* [Excerpted records]
** start **

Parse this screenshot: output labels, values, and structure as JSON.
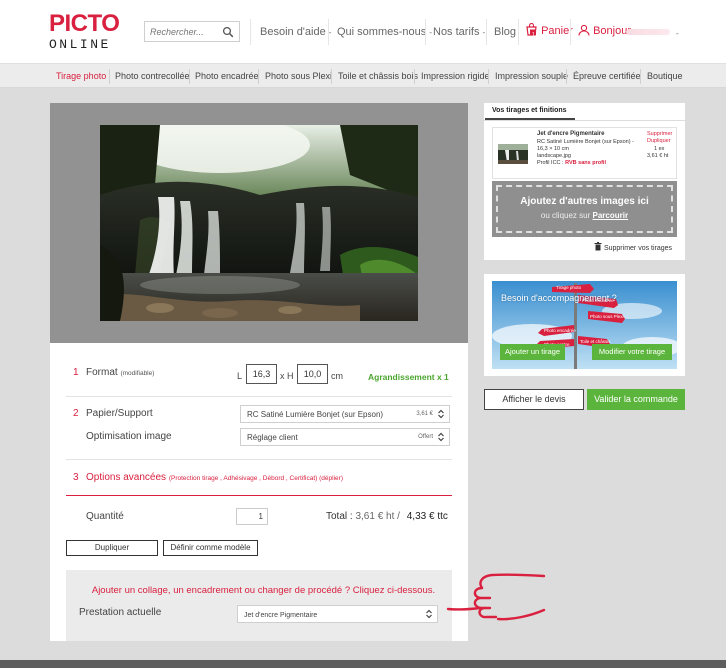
{
  "header": {
    "logo_top": "PICTO",
    "logo_bottom": "ONLINE",
    "search_placeholder": "Rechercher...",
    "nav": {
      "help": "Besoin d'aide",
      "about": "Qui sommes-nous",
      "prices": "Nos tarifs",
      "blog": "Blog",
      "cart": "Panier",
      "cart_count": "1",
      "greeting": "Bonjour",
      "dash": "-"
    }
  },
  "products": [
    "Tirage photo",
    "Photo contrecollée",
    "Photo encadrée",
    "Photo sous Plexi",
    "Toile et châssis bois",
    "Impression rigide",
    "Impression souple",
    "Épreuve certifiée",
    "Boutique"
  ],
  "order": {
    "format": {
      "num": "1",
      "label": "Format",
      "note": "(modifiable)",
      "l_label": "L",
      "width": "16,3",
      "x_label": "x H",
      "height": "10,0",
      "unit": "cm",
      "enlargement": "Agrandissement x 1"
    },
    "paper": {
      "num": "2",
      "label": "Papier/Support",
      "value": "RC Satiné Lumière Bonjet (sur Epson)",
      "price": "3,61 €"
    },
    "optim": {
      "label": "Optimisation image",
      "value": "Réglage client",
      "price": "Offert"
    },
    "advanced": {
      "num": "3",
      "label": "Options avancées",
      "details": "(Protection tirage , Adhésivage , Débord , Certificat) (déplier)"
    },
    "quantity": {
      "label": "Quantité",
      "value": "1"
    },
    "total": {
      "label": "Total :",
      "ht": "3,61 € ht",
      "slash": "/",
      "ttc": "4,33 € ttc"
    },
    "duplicate_btn": "Dupliquer",
    "model_btn": "Définir comme modèle",
    "collage_text": "Ajouter un collage, un encadrement ou changer de procédé ? Cliquez ci-dessous.",
    "prestation_label": "Prestation actuelle",
    "prestation_value": "Jet d'encre Pigmentaire"
  },
  "tirages": {
    "tab_label": "Vos tirages et finitions",
    "item": {
      "title": "Jet d'encre Pigmentaire",
      "line1": "RC Satiné Lumière Bonjet (sur Epson) -",
      "line2": "16,3 × 10 cm",
      "line3": "landscape.jpg",
      "profile_label": "Profil ICC :",
      "profile_value": "RVB sans profil",
      "delete": "Supprimer",
      "duplicate": "Dupliquer",
      "qty": "1 ex",
      "price": "3,61 € ht"
    },
    "drop_title": "Ajoutez d'autres images ici",
    "drop_sub": "ou cliquez sur",
    "drop_link": "Parcourir",
    "delete_all": "Supprimer vos tirages"
  },
  "accompaniment": {
    "title": "Besoin d'accompagnement ?",
    "sign1": "Tirage photo",
    "sign2": "Photo encadrée",
    "sign3": "Photo sous Plexi",
    "sign4": "Photo encadrée",
    "sign5": "Toile et châssis",
    "sign6": "Photo contre",
    "add_btn": "Ajouter un tirage",
    "modify_btn": "Modifier votre tirage"
  },
  "actions": {
    "quote_btn": "Afficher le devis",
    "validate_btn": "Valider la commande"
  },
  "colors": {
    "brand": "#d9203f",
    "green": "#5bb53c",
    "preview_bg": "#929292"
  }
}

** end **

* [The problem]
Copy out all the records exactly, excluding pictures.

* [Final answer]
Parse this screenshot: output labels, values, and structure as JSON.
{
  "header": {
    "logo_top": "PICTO",
    "logo_bottom": "ONLINE",
    "search_placeholder": "Rechercher...",
    "nav": {
      "help": "Besoin d'aide",
      "about": "Qui sommes-nous",
      "prices": "Nos tarifs",
      "blog": "Blog",
      "cart": "Panier",
      "cart_count": "1",
      "greeting": "Bonjour",
      "dash": "-"
    }
  },
  "products": [
    "Tirage photo",
    "Photo contrecollée",
    "Photo encadrée",
    "Photo sous Plexi",
    "Toile et châssis bois",
    "Impression rigide",
    "Impression souple",
    "Épreuve certifiée",
    "Boutique"
  ],
  "order": {
    "format": {
      "num": "1",
      "label": "Format",
      "note": "(modifiable)",
      "l_label": "L",
      "width": "16,3",
      "x_label": "x H",
      "height": "10,0",
      "unit": "cm",
      "enlargement": "Agrandissement x 1"
    },
    "paper": {
      "num": "2",
      "label": "Papier/Support",
      "value": "RC Satiné Lumière Bonjet (sur Epson)",
      "price": "3,61 €"
    },
    "optim": {
      "label": "Optimisation image",
      "value": "Réglage client",
      "price": "Offert"
    },
    "advanced": {
      "num": "3",
      "label": "Options avancées",
      "details": "(Protection tirage , Adhésivage , Débord , Certificat) (déplier)"
    },
    "quantity": {
      "label": "Quantité",
      "value": "1"
    },
    "total": {
      "label": "Total :",
      "ht": "3,61 € ht",
      "slash": "/",
      "ttc": "4,33 € ttc"
    },
    "duplicate_btn": "Dupliquer",
    "model_btn": "Définir comme modèle",
    "collage_text": "Ajouter un collage, un encadrement ou changer de procédé ? Cliquez ci-dessous.",
    "prestation_label": "Prestation actuelle",
    "prestation_value": "Jet d'encre Pigmentaire"
  },
  "tirages": {
    "tab_label": "Vos tirages et finitions",
    "item": {
      "title": "Jet d'encre Pigmentaire",
      "line1": "RC Satiné Lumière Bonjet (sur Epson) -",
      "line2": "16,3 × 10 cm",
      "line3": "landscape.jpg",
      "profile_label": "Profil ICC :",
      "profile_value": "RVB sans profil",
      "delete": "Supprimer",
      "duplicate": "Dupliquer",
      "qty": "1 ex",
      "price": "3,61 € ht"
    },
    "drop_title": "Ajoutez d'autres images ici",
    "drop_sub": "ou cliquez sur",
    "drop_link": "Parcourir",
    "delete_all": "Supprimer vos tirages"
  },
  "accompaniment": {
    "title": "Besoin d'accompagnement ?",
    "sign1": "Tirage photo",
    "sign2": "Photo encadrée",
    "sign3": "Photo sous Plexi",
    "sign4": "Photo encadrée",
    "sign5": "Toile et châssis",
    "sign6": "Photo contre",
    "add_btn": "Ajouter un tirage",
    "modify_btn": "Modifier votre tirage"
  },
  "actions": {
    "quote_btn": "Afficher le devis",
    "validate_btn": "Valider la commande"
  },
  "colors": {
    "brand": "#d9203f",
    "green": "#5bb53c",
    "preview_bg": "#929292"
  }
}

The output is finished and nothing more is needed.